### Records from a collection of figures
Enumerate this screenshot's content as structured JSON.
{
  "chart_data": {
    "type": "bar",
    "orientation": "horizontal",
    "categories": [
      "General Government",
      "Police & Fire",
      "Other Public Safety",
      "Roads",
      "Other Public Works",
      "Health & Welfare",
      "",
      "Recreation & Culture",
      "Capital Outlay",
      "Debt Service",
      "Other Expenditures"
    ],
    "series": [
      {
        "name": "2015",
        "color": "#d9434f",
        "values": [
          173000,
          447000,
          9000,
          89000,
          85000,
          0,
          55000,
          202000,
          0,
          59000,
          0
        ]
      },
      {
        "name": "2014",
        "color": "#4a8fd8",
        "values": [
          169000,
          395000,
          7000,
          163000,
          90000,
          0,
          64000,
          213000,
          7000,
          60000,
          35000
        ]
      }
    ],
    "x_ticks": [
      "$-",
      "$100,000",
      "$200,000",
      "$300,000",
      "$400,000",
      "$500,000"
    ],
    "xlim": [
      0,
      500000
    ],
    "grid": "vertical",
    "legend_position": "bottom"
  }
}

### Goal of the exercise
For each line of the listing that holds the word "Other", show that line.

### Result of the exercise
      "Other Public Safety",
      "Other Public Works",
      "Other Expenditures"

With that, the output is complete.